■ **Passage**
..............................

Concurrent Optimizations of Efficacy and Blood-Brain Barrier Permeability in New Macrocyclic LRRK2 Inhibitors for Potential Parkinson's Disease Therapeutics.

The elevated activity of leucine-rich repeat kinase 2 (LRRK2) is implicated in the pathogenesis of Parkinson's disease (PD). The quest for effective LRRK2 inhibitors has been impeded by the formidable challenge of crossing the blood-brain barrier (BBB). We leveraged structure-based de novo design and developed robust three-dimensional quantitative structure-activity relationship (3D-QSAR) models to predict BBB permeability, enhancing the likelihood of the inhibitor's brain accessibility. Our strategy involved the synthesis of macrocyclic molecules by linking the two terminal nitrogen atoms of HG-10-102-01 with an alkyl chain ranging from 2 to 4 units, laying the groundwork for innovative LRRK2 inhibitor designs. Through meticulous computational and synthetic optimization of both biochemical efficacy and BBB permeability, 9 out of 14 synthesized candidates demonstrated potent low-nanomolar inhibition and significant BBB penetration. Further assessments of in vitro and in vivo effectiveness, coupled with pharmacological profiling, highlighted as the promising new lead compound for PD therapeutics.

..............................

In one to three sentences, explain why the researchers in the abstract on macrocyclic LRRK2 inhibitors developed 3D-QSAR models. The records play no part in this exercise.

..............................

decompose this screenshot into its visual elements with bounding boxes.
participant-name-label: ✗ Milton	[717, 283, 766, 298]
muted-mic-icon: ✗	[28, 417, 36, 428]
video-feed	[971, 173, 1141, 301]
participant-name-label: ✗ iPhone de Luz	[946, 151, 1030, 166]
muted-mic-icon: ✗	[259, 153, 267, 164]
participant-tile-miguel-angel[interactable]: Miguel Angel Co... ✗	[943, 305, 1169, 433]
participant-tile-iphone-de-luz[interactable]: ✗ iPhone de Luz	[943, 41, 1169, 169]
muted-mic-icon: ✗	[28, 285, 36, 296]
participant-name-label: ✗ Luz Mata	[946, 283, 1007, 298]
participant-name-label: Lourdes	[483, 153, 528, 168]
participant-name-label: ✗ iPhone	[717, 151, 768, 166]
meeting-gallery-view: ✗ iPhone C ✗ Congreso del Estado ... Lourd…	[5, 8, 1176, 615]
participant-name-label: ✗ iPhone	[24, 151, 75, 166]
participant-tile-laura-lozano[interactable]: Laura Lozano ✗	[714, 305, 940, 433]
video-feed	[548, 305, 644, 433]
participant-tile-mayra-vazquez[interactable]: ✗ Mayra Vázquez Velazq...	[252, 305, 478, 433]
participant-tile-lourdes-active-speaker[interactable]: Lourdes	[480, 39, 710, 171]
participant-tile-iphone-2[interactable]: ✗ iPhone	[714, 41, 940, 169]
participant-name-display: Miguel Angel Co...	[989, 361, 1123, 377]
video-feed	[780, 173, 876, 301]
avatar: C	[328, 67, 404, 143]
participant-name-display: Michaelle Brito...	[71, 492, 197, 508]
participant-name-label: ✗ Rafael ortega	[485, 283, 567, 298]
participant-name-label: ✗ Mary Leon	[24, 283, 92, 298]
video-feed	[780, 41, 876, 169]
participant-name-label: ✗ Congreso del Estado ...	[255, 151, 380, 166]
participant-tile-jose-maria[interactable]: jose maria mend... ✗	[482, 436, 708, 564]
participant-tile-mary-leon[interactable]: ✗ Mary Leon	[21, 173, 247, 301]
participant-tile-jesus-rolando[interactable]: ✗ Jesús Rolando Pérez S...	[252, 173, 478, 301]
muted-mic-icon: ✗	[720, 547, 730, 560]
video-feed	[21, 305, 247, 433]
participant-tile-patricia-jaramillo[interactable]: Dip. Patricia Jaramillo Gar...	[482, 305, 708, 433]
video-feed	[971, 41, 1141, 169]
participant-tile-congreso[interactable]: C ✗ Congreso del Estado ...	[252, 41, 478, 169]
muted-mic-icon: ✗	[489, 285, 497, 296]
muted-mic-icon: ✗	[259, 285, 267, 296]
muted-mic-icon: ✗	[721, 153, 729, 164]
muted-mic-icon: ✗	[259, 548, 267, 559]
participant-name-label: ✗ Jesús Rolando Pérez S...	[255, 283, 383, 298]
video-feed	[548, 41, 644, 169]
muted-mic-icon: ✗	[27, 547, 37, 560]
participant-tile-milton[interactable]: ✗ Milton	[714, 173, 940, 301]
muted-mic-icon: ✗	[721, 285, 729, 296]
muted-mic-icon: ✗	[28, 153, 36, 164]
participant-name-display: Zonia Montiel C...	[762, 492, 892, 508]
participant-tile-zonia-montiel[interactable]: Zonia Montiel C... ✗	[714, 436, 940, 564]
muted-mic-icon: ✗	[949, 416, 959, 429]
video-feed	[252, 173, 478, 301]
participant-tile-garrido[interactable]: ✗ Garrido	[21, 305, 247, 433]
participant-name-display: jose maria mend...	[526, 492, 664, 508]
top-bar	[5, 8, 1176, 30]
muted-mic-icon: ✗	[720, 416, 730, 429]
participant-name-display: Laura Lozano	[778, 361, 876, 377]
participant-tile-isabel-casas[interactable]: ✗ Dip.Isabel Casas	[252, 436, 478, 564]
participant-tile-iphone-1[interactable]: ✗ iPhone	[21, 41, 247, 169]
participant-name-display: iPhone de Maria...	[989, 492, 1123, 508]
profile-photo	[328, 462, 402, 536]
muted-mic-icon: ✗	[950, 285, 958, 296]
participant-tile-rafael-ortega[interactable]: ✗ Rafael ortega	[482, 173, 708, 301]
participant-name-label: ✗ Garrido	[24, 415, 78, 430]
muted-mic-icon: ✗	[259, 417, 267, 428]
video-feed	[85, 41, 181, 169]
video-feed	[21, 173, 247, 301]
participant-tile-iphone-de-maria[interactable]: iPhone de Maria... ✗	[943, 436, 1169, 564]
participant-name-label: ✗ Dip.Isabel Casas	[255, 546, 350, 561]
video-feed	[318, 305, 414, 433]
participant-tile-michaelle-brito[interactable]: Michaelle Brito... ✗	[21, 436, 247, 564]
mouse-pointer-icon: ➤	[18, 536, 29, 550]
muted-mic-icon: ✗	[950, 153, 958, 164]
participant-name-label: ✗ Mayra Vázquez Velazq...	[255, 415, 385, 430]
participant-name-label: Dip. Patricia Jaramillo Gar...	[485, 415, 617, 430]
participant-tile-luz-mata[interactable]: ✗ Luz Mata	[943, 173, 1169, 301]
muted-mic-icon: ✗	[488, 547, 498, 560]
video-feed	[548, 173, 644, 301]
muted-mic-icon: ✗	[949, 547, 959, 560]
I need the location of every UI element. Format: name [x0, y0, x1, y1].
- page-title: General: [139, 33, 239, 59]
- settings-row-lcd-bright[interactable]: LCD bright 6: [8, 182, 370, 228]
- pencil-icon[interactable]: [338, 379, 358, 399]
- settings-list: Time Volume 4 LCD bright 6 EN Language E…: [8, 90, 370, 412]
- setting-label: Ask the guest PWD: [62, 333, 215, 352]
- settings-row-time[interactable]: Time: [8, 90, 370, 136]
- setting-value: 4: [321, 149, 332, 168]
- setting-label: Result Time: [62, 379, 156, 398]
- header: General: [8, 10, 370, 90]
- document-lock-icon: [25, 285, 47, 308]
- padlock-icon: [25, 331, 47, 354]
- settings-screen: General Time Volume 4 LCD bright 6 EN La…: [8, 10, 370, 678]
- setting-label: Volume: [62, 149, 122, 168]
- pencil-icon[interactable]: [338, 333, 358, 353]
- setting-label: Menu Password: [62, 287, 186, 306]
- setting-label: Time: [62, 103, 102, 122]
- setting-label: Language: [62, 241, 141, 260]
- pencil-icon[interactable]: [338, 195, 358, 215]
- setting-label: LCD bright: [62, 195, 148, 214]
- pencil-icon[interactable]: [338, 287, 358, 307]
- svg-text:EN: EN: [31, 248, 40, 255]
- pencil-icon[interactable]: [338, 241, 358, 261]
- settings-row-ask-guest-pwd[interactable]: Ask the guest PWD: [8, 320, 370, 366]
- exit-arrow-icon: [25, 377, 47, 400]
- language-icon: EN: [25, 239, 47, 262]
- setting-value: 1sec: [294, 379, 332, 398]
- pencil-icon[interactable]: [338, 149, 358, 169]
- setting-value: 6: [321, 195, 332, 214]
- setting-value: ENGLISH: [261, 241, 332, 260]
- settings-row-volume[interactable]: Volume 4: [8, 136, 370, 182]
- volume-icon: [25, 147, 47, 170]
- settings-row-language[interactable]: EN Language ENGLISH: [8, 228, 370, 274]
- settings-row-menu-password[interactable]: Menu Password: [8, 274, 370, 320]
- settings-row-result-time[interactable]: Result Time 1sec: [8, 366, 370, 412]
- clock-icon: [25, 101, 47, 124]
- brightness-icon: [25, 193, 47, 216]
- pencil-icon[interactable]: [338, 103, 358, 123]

..............................

■ **Expected answer**
They developed the 3D-QSAR models to predict blood-brain barrier permeability and so improve the chance that an inhibitor could reach the brain. Crossing the blood-brain barrier had been the main obstacle in the search for effective LRRK2 inhibitors.